Instruction:
Gather all lines in the entries below that include the word "filename".

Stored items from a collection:
# # #

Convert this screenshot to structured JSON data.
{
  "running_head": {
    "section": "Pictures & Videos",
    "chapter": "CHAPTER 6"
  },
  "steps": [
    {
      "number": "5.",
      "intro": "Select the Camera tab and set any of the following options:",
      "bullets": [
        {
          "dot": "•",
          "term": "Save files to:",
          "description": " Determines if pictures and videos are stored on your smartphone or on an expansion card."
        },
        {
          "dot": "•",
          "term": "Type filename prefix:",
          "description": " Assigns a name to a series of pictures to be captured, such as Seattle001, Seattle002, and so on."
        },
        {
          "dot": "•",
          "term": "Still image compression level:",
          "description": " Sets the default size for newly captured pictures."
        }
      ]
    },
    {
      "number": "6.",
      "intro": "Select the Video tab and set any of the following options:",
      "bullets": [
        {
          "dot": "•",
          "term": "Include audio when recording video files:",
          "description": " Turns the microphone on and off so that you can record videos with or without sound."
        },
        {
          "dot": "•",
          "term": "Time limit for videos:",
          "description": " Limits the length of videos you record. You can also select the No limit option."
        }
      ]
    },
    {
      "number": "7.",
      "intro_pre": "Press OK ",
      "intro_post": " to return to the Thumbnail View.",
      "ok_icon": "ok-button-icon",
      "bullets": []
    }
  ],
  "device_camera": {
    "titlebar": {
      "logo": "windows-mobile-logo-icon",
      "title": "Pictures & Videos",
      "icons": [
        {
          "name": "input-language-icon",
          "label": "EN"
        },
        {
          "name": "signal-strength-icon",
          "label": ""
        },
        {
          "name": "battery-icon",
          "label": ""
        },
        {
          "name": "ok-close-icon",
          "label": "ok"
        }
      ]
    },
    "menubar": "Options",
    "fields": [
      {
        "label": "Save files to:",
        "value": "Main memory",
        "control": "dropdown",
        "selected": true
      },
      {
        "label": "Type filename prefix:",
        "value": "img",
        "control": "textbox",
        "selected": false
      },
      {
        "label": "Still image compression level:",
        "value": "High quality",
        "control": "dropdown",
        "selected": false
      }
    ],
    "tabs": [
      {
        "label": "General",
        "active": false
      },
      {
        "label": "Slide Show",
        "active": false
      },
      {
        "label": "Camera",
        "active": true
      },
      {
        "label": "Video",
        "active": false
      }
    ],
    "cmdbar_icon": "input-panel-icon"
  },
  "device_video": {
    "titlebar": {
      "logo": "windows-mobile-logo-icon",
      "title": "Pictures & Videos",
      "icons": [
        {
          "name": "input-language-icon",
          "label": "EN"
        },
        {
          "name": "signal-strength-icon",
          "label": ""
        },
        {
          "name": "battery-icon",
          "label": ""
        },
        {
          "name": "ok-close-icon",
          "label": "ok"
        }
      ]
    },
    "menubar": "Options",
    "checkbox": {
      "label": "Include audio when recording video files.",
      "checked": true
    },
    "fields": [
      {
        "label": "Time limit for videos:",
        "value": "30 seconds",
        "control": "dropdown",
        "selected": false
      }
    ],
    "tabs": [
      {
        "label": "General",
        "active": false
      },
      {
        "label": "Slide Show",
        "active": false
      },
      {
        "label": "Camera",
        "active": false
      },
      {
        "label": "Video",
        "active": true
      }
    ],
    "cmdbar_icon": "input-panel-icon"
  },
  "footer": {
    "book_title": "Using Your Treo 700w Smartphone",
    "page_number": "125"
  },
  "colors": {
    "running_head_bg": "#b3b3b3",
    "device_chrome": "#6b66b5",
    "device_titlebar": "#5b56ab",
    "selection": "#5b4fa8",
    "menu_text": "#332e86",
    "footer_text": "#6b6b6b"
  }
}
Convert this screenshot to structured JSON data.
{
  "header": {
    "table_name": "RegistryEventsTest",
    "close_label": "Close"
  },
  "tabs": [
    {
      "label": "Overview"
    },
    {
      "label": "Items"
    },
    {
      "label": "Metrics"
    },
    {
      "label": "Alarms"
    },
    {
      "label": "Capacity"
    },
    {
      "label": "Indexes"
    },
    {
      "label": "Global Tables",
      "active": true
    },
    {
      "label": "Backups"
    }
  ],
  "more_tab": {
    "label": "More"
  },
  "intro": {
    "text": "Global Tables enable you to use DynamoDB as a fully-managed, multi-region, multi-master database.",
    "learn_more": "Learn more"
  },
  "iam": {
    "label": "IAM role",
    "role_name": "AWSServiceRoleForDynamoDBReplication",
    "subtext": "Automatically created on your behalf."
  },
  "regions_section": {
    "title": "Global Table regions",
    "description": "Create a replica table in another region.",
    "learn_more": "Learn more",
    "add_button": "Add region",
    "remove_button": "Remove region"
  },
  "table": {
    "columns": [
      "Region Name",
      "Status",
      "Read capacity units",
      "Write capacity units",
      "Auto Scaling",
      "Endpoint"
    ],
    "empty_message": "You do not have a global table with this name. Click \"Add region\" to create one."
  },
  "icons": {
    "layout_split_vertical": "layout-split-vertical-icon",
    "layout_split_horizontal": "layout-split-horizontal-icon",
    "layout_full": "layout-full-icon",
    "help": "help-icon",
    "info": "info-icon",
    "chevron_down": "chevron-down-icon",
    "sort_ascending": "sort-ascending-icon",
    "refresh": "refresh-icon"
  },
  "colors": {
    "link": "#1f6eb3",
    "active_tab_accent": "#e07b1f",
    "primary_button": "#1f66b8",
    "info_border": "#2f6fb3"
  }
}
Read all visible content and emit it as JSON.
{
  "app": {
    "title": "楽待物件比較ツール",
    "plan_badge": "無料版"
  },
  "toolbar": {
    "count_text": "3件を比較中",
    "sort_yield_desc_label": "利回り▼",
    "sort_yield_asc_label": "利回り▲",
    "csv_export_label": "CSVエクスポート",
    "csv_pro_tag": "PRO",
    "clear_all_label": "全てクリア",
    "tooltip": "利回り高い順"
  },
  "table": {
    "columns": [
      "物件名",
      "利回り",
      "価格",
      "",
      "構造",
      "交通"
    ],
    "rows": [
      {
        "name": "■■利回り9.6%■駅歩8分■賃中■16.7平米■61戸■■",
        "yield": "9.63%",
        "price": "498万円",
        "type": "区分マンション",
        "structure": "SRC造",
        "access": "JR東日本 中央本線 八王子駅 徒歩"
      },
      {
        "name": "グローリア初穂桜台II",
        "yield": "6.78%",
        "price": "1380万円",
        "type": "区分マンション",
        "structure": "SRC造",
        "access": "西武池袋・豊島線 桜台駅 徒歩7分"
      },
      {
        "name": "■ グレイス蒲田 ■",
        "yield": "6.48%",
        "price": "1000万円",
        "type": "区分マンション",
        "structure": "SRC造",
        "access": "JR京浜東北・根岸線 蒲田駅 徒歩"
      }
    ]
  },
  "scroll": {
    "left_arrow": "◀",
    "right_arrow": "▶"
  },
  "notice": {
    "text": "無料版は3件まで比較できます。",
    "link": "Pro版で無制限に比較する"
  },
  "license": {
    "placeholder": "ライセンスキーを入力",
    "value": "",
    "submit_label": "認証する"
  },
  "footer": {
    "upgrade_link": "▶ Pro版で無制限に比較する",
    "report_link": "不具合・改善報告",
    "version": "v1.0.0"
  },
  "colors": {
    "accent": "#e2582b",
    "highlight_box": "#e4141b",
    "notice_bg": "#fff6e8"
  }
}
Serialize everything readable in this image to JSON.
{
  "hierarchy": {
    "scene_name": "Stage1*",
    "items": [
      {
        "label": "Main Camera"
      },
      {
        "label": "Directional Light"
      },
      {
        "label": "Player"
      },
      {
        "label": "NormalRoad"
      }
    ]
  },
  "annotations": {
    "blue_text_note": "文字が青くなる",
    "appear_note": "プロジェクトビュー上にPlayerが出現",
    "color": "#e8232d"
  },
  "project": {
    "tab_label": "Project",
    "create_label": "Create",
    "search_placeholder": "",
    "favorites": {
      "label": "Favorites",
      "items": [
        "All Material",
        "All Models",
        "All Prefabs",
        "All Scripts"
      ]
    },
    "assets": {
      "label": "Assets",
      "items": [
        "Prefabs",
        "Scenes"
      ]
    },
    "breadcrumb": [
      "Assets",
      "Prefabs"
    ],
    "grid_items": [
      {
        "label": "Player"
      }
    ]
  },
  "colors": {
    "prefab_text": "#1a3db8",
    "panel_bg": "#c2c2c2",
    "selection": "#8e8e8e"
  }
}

# # #

Answer below:
          "term": "Type filename prefix:",
        "label": "Type filename prefix:",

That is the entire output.